* begin Records provided *
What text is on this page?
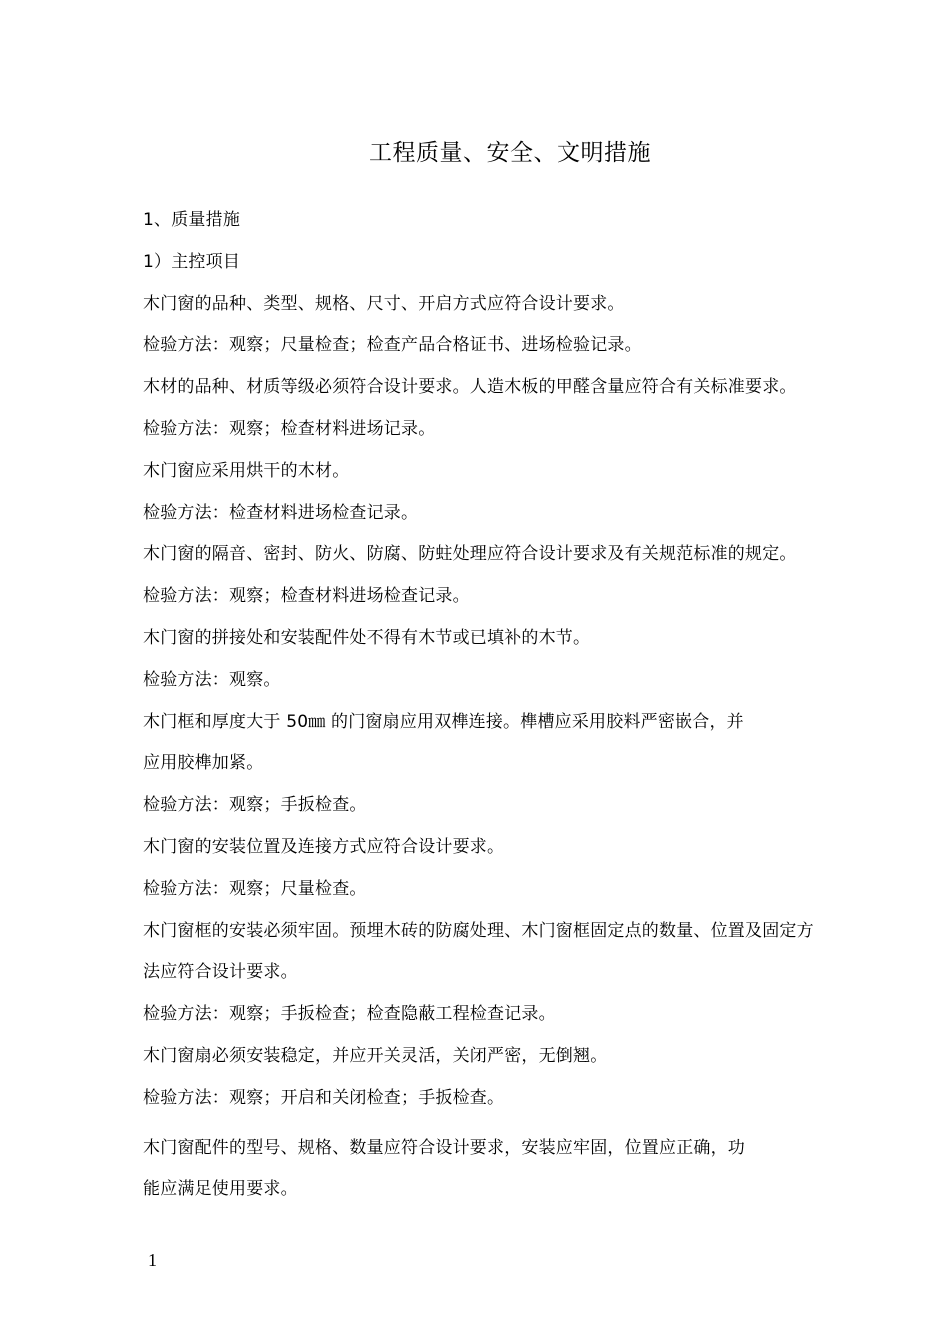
工程质量、安全、文明措施
1、质量措施
1）主控项目
木门窗的品种、类型、规格、尺寸、开启方式应符合设计要求。
检验方法：观察；尺量检查；检查产品合格证书、进场检验记录。
木材的品种、材质等级必须符合设计要求。人造木板的甲醛含量应符合有关标准要求。
检验方法：观察；检查材料进场记录。
木门窗应采用烘干的木材。
检验方法：检查材料进场检查记录。
木门窗的隔音、密封、防火、防腐、防蛀处理应符合设计要求及有关规范标准的规定。
检验方法：观察；检查材料进场检查记录。
木门窗的拼接处和安装配件处不得有木节或已填补的木节。
检验方法：观察。
木门框和厚度大于 50㎜ 的门窗扇应用双榫连接。榫槽应采用胶料严密嵌合，并
应用胶榫加紧。
检验方法：观察；手扳检查。
木门窗的安装位置及连接方式应符合设计要求。
检验方法：观察；尺量检查。
木门窗框的安装必须牢固。预埋木砖的防腐处理、木门窗框固定点的数量、位置及固定方
法应符合设计要求。
检验方法：观察；手扳检查；检查隐蔽工程检查记录。
木门窗扇必须安装稳定，并应开关灵活，关闭严密，无倒翘。
检验方法：观察；开启和关闭检查；手扳检查。
木门窗配件的型号、规格、数量应符合设计要求，安装应牢固，位置应正确，功
能应满足使用要求。
1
* end Records provided *
Quote all the records verbatim, dropping any pictures from your copy.

What text is on this page?
工程质量、安全、文明措施
1、质量措施
1）主控项目
木门窗的品种、类型、规格、尺寸、开启方式应符合设计要求。
检验方法：观察；尺量检查；检查产品合格证书、进场检验记录。
木材的品种、材质等级必须符合设计要求。人造木板的甲醛含量应符合有关标准要求。
检验方法：观察；检查材料进场记录。
木门窗应采用烘干的木材。
检验方法：检查材料进场检查记录。
木门窗的隔音、密封、防火、防腐、防蛀处理应符合设计要求及有关规范标准的规定。
检验方法：观察；检查材料进场检查记录。
木门窗的拼接处和安装配件处不得有木节或已填补的木节。
检验方法：观察。
木门框和厚度大于 50㎜ 的门窗扇应用双榫连接。榫槽应采用胶料严密嵌合，并
应用胶榫加紧。
检验方法：观察；手扳检查。
木门窗的安装位置及连接方式应符合设计要求。
检验方法：观察；尺量检查。
木门窗框的安装必须牢固。预埋木砖的防腐处理、木门窗框固定点的数量、位置及固定方
法应符合设计要求。
检验方法：观察；手扳检查；检查隐蔽工程检查记录。
木门窗扇必须安装稳定，并应开关灵活，关闭严密，无倒翘。
检验方法：观察；开启和关闭检查；手扳检查。
木门窗配件的型号、规格、数量应符合设计要求，安装应牢固，位置应正确，功
能应满足使用要求。
1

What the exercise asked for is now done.